▶ DIRECTIONS:
Using the listing below, report all lines holding the word "test".

Records contained in a dataset:
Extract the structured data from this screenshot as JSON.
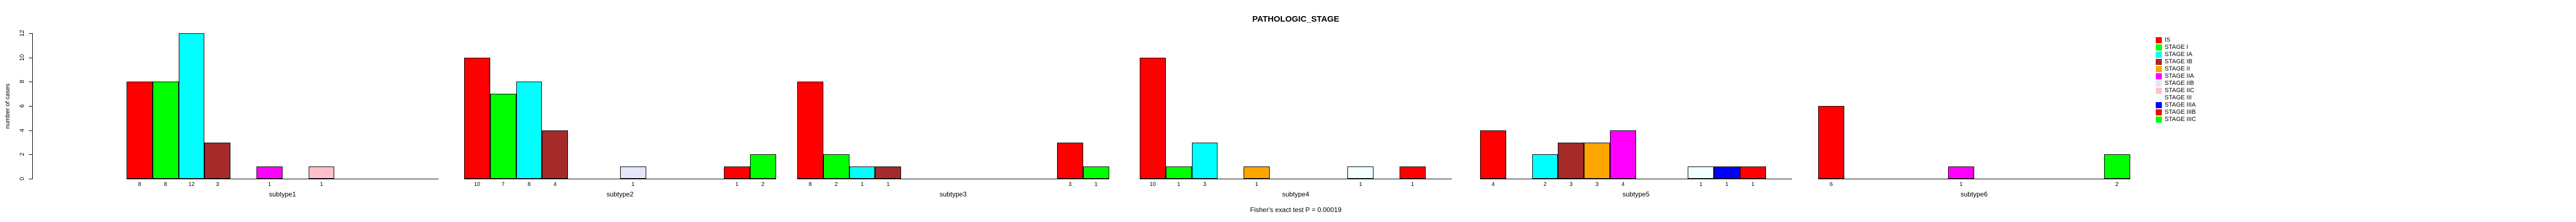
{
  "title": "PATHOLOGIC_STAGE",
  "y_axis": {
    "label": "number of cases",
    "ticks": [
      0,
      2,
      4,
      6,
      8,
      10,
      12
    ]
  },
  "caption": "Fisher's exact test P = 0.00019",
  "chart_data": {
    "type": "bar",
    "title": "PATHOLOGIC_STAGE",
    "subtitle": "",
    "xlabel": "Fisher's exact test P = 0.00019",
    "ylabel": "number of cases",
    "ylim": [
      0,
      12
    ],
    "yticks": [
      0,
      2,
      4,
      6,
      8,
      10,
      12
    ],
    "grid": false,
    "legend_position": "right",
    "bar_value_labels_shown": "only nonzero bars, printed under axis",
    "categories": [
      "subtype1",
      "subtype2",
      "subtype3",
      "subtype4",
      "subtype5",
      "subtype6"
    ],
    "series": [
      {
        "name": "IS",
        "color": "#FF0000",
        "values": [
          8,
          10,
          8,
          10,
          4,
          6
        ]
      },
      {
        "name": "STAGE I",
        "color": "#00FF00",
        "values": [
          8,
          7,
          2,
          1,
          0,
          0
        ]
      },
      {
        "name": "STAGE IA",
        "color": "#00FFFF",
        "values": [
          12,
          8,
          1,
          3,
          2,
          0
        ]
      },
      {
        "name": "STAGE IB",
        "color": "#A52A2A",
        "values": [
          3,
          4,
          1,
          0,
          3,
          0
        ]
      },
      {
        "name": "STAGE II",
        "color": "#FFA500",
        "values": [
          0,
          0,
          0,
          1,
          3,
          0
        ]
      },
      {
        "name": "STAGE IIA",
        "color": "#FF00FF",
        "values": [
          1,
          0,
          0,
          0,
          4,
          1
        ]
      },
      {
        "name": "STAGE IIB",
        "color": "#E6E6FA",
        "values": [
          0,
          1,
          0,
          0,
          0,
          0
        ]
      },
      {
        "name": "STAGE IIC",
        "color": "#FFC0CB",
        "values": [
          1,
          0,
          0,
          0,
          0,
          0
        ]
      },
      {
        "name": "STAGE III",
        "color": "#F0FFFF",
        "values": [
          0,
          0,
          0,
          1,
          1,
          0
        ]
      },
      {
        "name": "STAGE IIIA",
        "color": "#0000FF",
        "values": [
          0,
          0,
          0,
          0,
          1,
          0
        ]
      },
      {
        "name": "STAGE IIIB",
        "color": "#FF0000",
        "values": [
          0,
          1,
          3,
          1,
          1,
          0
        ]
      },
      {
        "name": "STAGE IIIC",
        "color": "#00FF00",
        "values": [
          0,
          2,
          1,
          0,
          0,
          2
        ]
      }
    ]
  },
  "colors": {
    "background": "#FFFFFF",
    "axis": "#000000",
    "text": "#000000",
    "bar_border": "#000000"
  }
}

▶ WRITTEN RESPONSE:
  "caption": "Fisher's exact test P = 0.00019",
    "xlabel": "Fisher's exact test P = 0.00019",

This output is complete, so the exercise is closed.